▶ [Given task] Please find all lines in the data that hold the string "dips" and copy them.

▶ [Provided material]

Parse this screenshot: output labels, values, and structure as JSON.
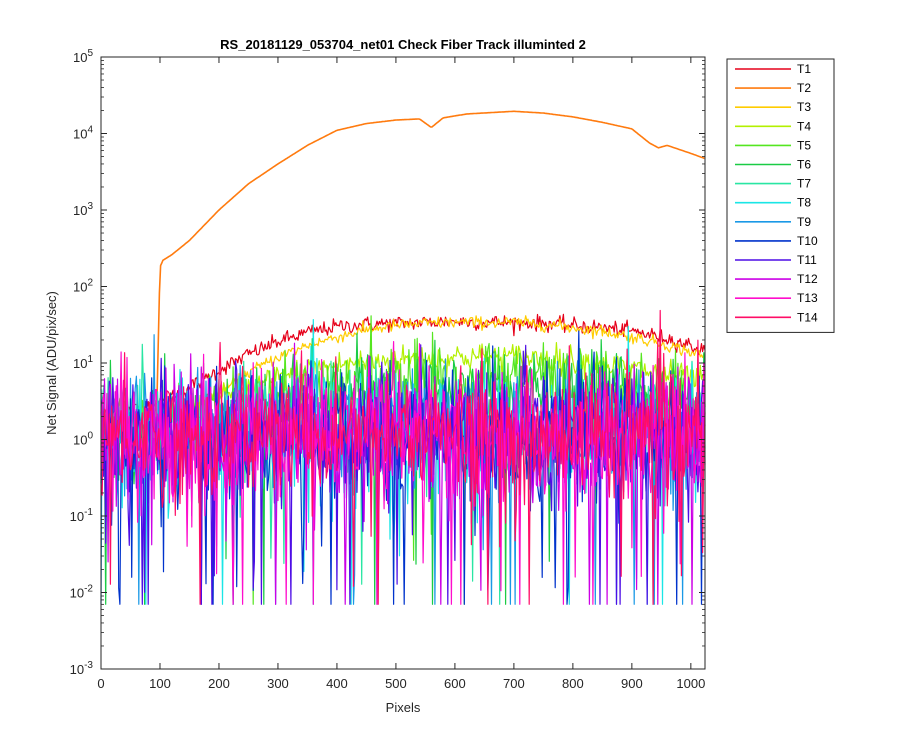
{
  "chart_data": {
    "type": "line",
    "title": "RS_20181129_053704_net01   Check Fiber     Track illuminted 2",
    "xlabel": "Pixels",
    "ylabel": "Net Signal (ADU/pix/sec)",
    "xlim": [
      0,
      1024
    ],
    "ylim": [
      0.001,
      100000
    ],
    "yscale": "log",
    "grid": false,
    "legend_position": "outside-top-right",
    "xticks": [
      0,
      100,
      200,
      300,
      400,
      500,
      600,
      700,
      800,
      900,
      1000
    ],
    "xtick_labels": [
      "0",
      "100",
      "200",
      "300",
      "400",
      "500",
      "600",
      "700",
      "800",
      "900",
      "1000"
    ],
    "yticks": [
      0.001,
      0.01,
      0.1,
      1,
      10,
      100,
      1000,
      10000,
      100000
    ],
    "ytick_labels": [
      {
        "base": "10",
        "exp": "-3"
      },
      {
        "base": "10",
        "exp": "-2"
      },
      {
        "base": "10",
        "exp": "-1"
      },
      {
        "base": "10",
        "exp": "0"
      },
      {
        "base": "10",
        "exp": "1"
      },
      {
        "base": "10",
        "exp": "2"
      },
      {
        "base": "10",
        "exp": "3"
      },
      {
        "base": "10",
        "exp": "4"
      },
      {
        "base": "10",
        "exp": "5"
      }
    ],
    "series": [
      {
        "name": "T1",
        "color": "#e6001a",
        "style": "smooth",
        "x": [
          0,
          50,
          100,
          150,
          200,
          250,
          300,
          350,
          400,
          450,
          500,
          550,
          600,
          650,
          700,
          750,
          800,
          850,
          900,
          950,
          1000,
          1024
        ],
        "y": [
          2.2,
          2.4,
          3.0,
          4.8,
          8.0,
          13,
          19,
          25,
          30,
          32,
          33,
          34,
          35,
          34,
          34,
          33,
          31,
          29,
          26,
          22,
          17,
          14
        ],
        "noise": 0.1
      },
      {
        "name": "T2",
        "color": "#ff7b0f",
        "style": "smooth",
        "x": [
          95,
          100,
          105,
          120,
          150,
          200,
          250,
          300,
          350,
          400,
          450,
          500,
          540,
          560,
          580,
          620,
          700,
          750,
          800,
          850,
          900,
          930,
          945,
          960,
          1000,
          1024
        ],
        "y": [
          3.5,
          180,
          220,
          260,
          400,
          1000,
          2200,
          4000,
          7000,
          11000,
          13500,
          15000,
          15500,
          12000,
          16000,
          18000,
          19500,
          18500,
          16500,
          14000,
          11500,
          7500,
          6500,
          7000,
          5500,
          4700
        ],
        "noise": 0.0
      },
      {
        "name": "T3",
        "color": "#ffcc00",
        "style": "smooth",
        "x": [
          0,
          50,
          100,
          150,
          200,
          250,
          300,
          350,
          400,
          450,
          500,
          550,
          600,
          650,
          700,
          750,
          800,
          850,
          900,
          950,
          1000,
          1024
        ],
        "y": [
          1.8,
          2.0,
          2.2,
          2.5,
          4.0,
          7.5,
          12,
          17,
          22,
          27,
          31,
          33,
          34,
          34,
          34,
          32,
          29,
          26,
          22,
          18,
          14,
          12
        ],
        "noise": 0.08
      },
      {
        "name": "T4",
        "color": "#b3f000",
        "style": "smooth",
        "x": [
          0,
          100,
          200,
          300,
          400,
          500,
          600,
          700,
          800,
          900,
          1000,
          1024
        ],
        "y": [
          1.6,
          1.8,
          3.2,
          6.5,
          9.5,
          11,
          12,
          12,
          11,
          8.5,
          6.2,
          5.5
        ],
        "noise": 0.18
      },
      {
        "name": "T5",
        "color": "#55e620",
        "style": "noisy",
        "x": [
          0,
          100,
          200,
          300,
          400,
          500,
          600,
          700,
          800,
          900,
          1000,
          1024
        ],
        "y": [
          1.4,
          1.6,
          2.3,
          3.8,
          5.0,
          5.8,
          6.2,
          6.1,
          5.6,
          4.7,
          3.6,
          3.2
        ],
        "noise": 0.25,
        "dips": 6
      },
      {
        "name": "T6",
        "color": "#1acc45",
        "style": "noisy",
        "x": [
          0,
          100,
          200,
          300,
          400,
          500,
          600,
          700,
          800,
          900,
          1000,
          1024
        ],
        "y": [
          1.3,
          1.5,
          2.0,
          2.8,
          3.5,
          3.9,
          4.0,
          4.0,
          3.7,
          3.3,
          2.7,
          2.5
        ],
        "noise": 0.28,
        "dips": 8
      },
      {
        "name": "T7",
        "color": "#29e6a3",
        "style": "noisy",
        "x": [
          0,
          1024
        ],
        "y": [
          1.4,
          1.4
        ],
        "noise": 0.35,
        "dips": 12
      },
      {
        "name": "T8",
        "color": "#1ae6e6",
        "style": "noisy",
        "x": [
          0,
          1024
        ],
        "y": [
          1.3,
          1.3
        ],
        "noise": 0.38,
        "dips": 16
      },
      {
        "name": "T9",
        "color": "#1a99e6",
        "style": "noisy",
        "x": [
          0,
          1024
        ],
        "y": [
          1.3,
          1.3
        ],
        "noise": 0.38,
        "dips": 16
      },
      {
        "name": "T10",
        "color": "#0033cc",
        "style": "noisy",
        "x": [
          0,
          1024
        ],
        "y": [
          1.2,
          1.2
        ],
        "noise": 0.42,
        "dips": 28
      },
      {
        "name": "T11",
        "color": "#4d0de6",
        "style": "noisy",
        "x": [
          0,
          1024
        ],
        "y": [
          1.2,
          1.2
        ],
        "noise": 0.42,
        "dips": 26
      },
      {
        "name": "T12",
        "color": "#cc00e6",
        "style": "noisy",
        "x": [
          0,
          1024
        ],
        "y": [
          1.2,
          1.2
        ],
        "noise": 0.42,
        "dips": 26
      },
      {
        "name": "T13",
        "color": "#ff0dcc",
        "style": "noisy",
        "x": [
          0,
          1024
        ],
        "y": [
          1.2,
          1.2
        ],
        "noise": 0.42,
        "dips": 24
      },
      {
        "name": "T14",
        "color": "#ff0d66",
        "style": "noisy",
        "x": [
          0,
          1024
        ],
        "y": [
          1.2,
          1.2
        ],
        "noise": 0.42,
        "dips": 26
      }
    ]
  }
}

▶ [Result below]
        "dips": 6
        "dips": 8
        "dips": 12
        "dips": 16
        "dips": 16
        "dips": 28
        "dips": 26
        "dips": 26
        "dips": 24
        "dips": 26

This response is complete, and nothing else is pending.